● **Do this**:
Show all lines that include the string "ПРИЕМЫ"; copy each one.

● **Stored entries**:
————

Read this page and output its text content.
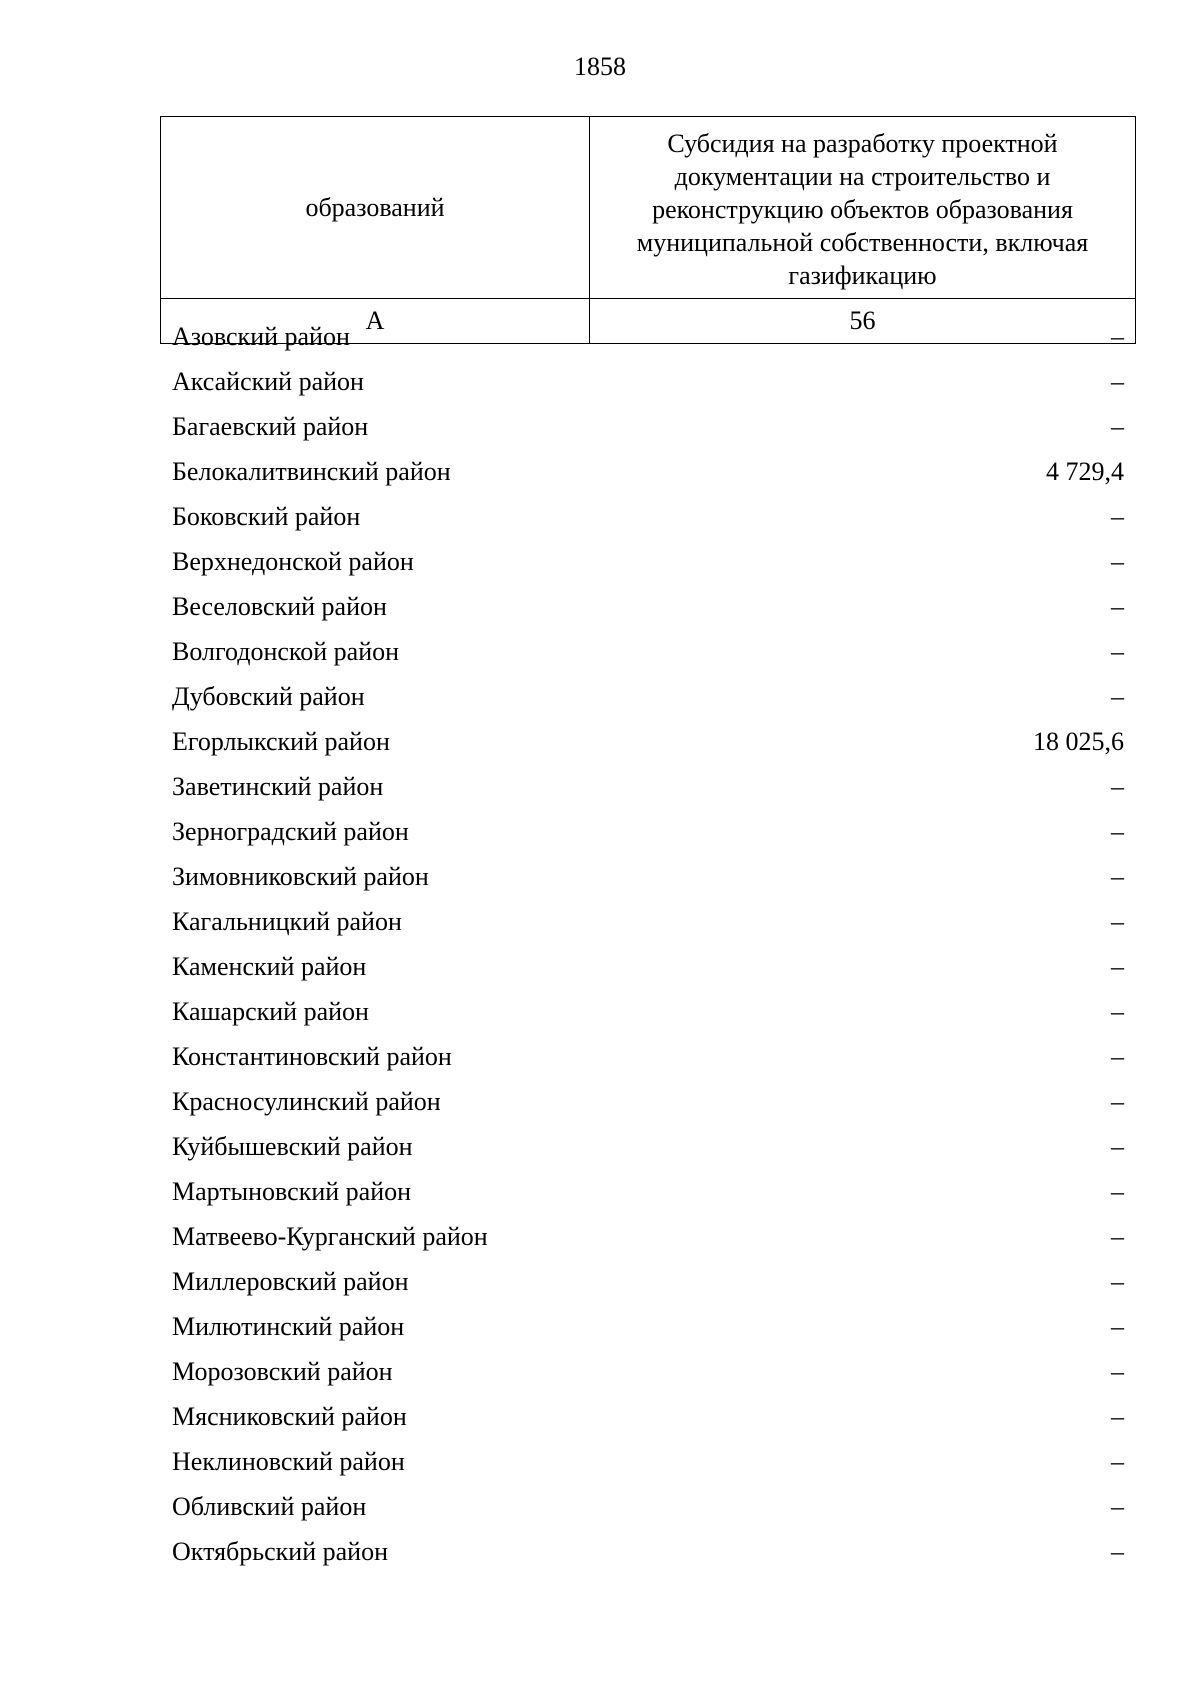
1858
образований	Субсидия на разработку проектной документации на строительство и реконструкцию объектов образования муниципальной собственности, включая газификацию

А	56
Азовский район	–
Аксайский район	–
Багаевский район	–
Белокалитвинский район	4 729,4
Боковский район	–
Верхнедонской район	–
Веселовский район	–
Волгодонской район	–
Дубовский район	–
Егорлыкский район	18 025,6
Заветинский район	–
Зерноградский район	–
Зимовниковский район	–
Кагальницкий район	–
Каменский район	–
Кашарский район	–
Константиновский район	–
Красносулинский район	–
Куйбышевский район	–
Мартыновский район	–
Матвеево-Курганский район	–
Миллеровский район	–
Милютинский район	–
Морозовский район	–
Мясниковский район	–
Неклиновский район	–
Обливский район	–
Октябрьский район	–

————

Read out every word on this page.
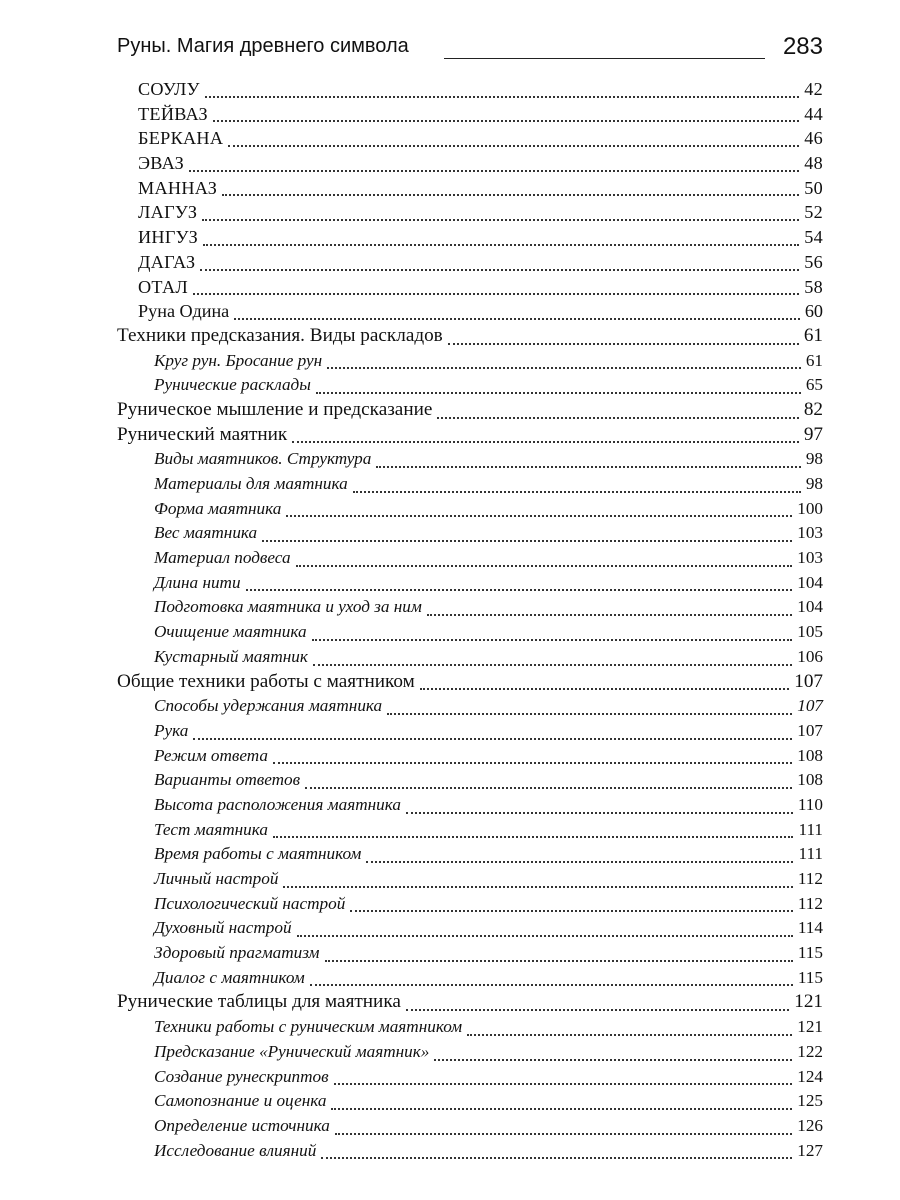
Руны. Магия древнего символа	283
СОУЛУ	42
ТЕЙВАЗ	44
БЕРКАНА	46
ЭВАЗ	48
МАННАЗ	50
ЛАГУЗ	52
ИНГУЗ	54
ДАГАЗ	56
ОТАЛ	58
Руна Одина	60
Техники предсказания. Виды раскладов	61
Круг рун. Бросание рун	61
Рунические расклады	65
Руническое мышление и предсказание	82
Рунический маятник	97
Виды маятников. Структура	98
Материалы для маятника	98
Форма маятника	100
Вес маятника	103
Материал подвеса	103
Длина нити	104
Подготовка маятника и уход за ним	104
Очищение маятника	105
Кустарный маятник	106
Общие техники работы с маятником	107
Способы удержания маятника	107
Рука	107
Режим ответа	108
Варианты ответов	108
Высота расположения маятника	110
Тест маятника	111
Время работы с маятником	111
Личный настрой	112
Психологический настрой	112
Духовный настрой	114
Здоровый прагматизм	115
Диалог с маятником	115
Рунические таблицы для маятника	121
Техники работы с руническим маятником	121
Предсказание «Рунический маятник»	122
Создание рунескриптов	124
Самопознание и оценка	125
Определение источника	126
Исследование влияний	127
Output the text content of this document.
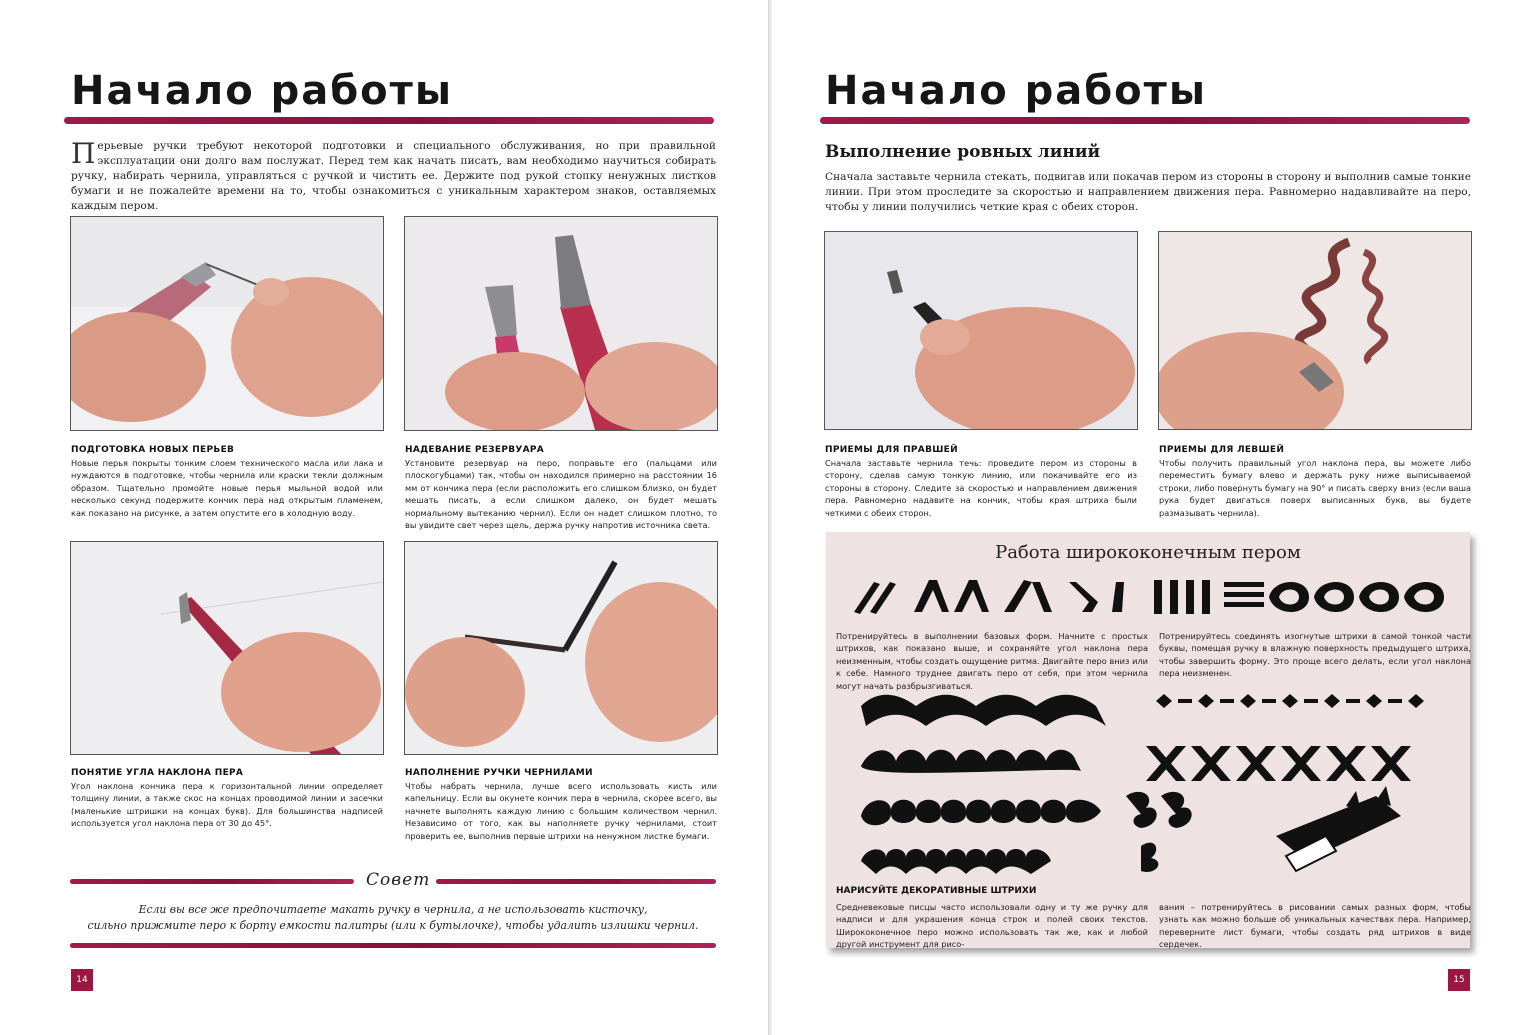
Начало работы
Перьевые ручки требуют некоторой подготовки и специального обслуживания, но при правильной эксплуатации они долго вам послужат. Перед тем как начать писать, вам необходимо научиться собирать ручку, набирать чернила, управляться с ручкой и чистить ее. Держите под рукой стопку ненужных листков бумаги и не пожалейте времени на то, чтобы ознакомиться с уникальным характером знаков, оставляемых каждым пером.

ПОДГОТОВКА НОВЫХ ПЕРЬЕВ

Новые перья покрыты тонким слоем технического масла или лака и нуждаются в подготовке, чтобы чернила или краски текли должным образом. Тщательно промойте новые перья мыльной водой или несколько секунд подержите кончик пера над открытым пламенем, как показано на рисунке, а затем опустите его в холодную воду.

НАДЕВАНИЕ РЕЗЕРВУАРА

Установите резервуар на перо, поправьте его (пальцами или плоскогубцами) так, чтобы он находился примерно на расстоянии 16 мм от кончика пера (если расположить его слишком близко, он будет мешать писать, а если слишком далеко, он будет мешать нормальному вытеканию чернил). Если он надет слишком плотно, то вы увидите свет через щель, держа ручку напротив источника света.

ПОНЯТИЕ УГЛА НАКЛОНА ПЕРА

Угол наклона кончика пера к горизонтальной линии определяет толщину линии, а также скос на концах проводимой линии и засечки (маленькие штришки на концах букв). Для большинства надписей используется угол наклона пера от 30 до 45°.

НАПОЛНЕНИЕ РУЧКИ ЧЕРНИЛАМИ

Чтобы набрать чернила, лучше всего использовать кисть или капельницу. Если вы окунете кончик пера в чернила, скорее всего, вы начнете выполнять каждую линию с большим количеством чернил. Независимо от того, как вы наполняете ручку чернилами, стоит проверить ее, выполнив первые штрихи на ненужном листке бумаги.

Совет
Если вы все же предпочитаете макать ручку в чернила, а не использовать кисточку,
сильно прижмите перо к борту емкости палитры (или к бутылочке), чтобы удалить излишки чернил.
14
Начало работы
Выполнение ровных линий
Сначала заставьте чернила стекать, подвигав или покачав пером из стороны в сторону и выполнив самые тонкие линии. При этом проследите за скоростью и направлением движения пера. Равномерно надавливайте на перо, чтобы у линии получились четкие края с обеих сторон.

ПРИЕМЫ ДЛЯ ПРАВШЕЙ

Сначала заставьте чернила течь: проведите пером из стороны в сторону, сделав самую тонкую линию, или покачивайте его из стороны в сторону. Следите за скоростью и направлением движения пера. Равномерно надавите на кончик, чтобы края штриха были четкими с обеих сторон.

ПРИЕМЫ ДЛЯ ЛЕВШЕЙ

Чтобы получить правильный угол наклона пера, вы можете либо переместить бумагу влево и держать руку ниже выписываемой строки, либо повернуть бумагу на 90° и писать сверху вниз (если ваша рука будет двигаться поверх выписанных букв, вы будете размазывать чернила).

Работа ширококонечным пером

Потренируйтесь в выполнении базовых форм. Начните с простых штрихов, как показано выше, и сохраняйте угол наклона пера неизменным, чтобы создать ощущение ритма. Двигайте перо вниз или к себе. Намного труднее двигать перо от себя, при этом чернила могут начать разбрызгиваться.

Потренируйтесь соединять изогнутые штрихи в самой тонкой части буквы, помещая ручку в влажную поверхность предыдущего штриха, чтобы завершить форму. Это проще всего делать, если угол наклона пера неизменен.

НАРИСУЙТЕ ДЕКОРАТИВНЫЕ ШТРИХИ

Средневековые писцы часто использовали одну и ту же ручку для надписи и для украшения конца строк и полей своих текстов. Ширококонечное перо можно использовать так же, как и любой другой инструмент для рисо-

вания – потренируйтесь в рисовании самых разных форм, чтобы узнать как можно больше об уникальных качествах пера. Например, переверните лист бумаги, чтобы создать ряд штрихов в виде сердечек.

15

————

● **Task answer**:
ПРИЕМЫ ДЛЯ ПРАВШЕЙ
ПРИЕМЫ ДЛЯ ЛЕВШЕЙ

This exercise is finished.